>> START Exercise inputs
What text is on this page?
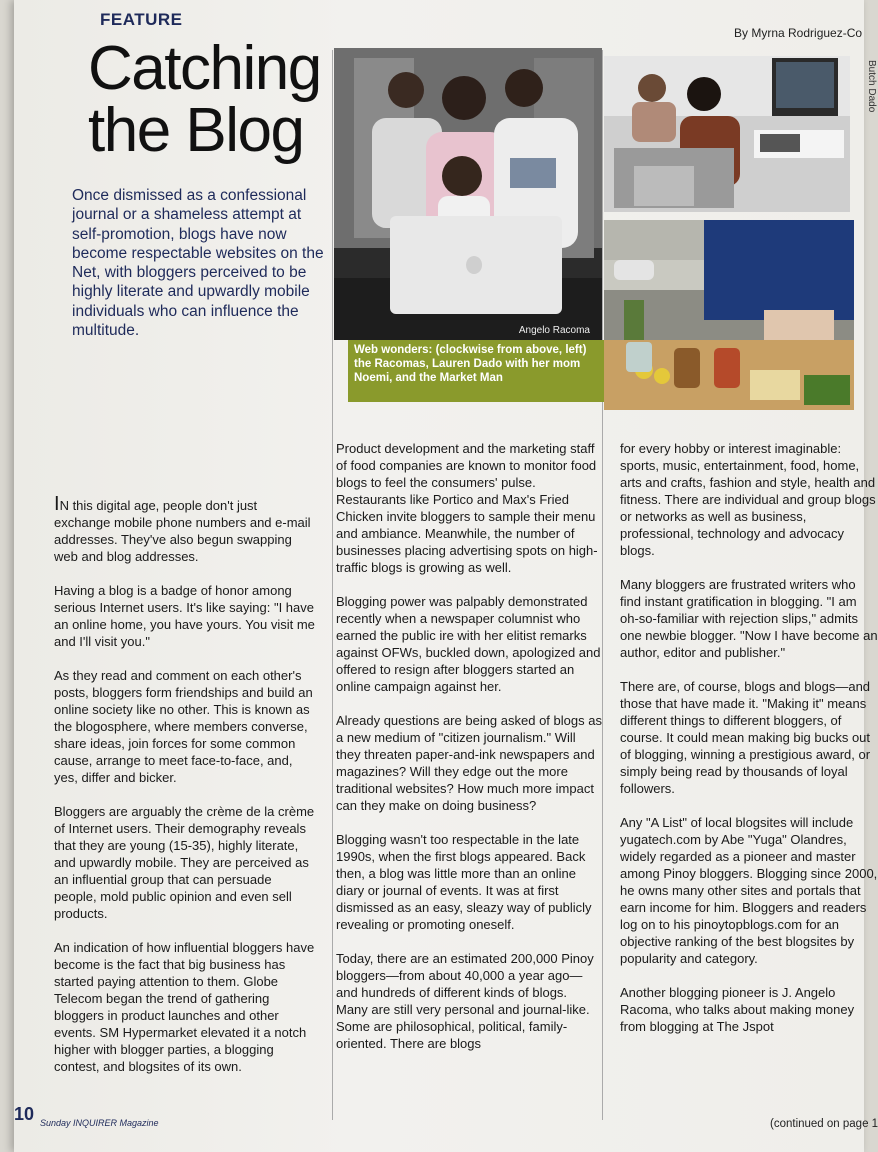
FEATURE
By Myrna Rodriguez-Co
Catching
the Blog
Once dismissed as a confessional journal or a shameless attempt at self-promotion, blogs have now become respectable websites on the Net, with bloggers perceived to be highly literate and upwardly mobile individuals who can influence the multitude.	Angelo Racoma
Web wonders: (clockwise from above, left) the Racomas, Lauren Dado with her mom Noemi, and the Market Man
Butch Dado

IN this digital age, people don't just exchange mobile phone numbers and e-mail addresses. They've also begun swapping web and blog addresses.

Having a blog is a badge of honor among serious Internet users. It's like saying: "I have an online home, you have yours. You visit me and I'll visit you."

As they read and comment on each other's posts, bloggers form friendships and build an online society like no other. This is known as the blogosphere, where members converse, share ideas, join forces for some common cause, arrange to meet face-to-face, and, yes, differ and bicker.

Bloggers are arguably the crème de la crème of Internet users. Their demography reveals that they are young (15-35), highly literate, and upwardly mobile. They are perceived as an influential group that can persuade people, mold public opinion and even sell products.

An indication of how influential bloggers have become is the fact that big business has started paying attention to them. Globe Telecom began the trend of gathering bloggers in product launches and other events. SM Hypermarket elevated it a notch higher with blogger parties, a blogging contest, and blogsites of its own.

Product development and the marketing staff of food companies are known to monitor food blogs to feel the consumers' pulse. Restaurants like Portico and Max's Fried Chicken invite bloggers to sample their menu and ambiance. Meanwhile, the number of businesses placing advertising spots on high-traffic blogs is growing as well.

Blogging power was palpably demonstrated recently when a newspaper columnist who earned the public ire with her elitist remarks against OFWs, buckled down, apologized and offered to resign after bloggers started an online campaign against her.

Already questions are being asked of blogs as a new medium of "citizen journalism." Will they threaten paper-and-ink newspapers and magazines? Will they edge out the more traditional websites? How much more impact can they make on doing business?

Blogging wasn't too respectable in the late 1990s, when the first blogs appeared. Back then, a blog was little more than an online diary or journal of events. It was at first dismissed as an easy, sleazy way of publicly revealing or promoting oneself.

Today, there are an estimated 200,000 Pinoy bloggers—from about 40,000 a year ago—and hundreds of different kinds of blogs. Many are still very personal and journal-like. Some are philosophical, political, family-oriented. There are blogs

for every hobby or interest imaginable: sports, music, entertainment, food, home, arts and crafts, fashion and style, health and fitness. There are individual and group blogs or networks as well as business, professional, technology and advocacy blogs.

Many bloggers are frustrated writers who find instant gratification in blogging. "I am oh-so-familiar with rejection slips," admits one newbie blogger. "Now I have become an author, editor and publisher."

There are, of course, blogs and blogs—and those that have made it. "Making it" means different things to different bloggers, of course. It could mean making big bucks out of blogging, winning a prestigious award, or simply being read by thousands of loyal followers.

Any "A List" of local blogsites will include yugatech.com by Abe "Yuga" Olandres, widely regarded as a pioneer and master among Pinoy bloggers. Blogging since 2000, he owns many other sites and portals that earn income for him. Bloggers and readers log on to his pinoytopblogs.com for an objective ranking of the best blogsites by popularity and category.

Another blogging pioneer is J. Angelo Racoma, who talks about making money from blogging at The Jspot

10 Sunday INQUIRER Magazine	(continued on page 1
>> END Exercise inputs
● What is expected:
Gather up the lines containing the word "blogsites" from these records and copy them.

● Complete response:
An indication of how influential bloggers have become is the fact that big business has started paying attention to them. Globe Telecom began the trend of gathering bloggers in product launches and other events. SM Hypermarket elevated it a notch higher with blogger parties, a blogging contest, and blogsites of its own.
Any "A List" of local blogsites will include yugatech.com by Abe "Yuga" Olandres, widely regarded as a pioneer and master among Pinoy bloggers. Blogging since 2000, he owns many other sites and portals that earn income for him. Bloggers and readers log on to his pinoytopblogs.com for an objective ranking of the best blogsites by popularity and category.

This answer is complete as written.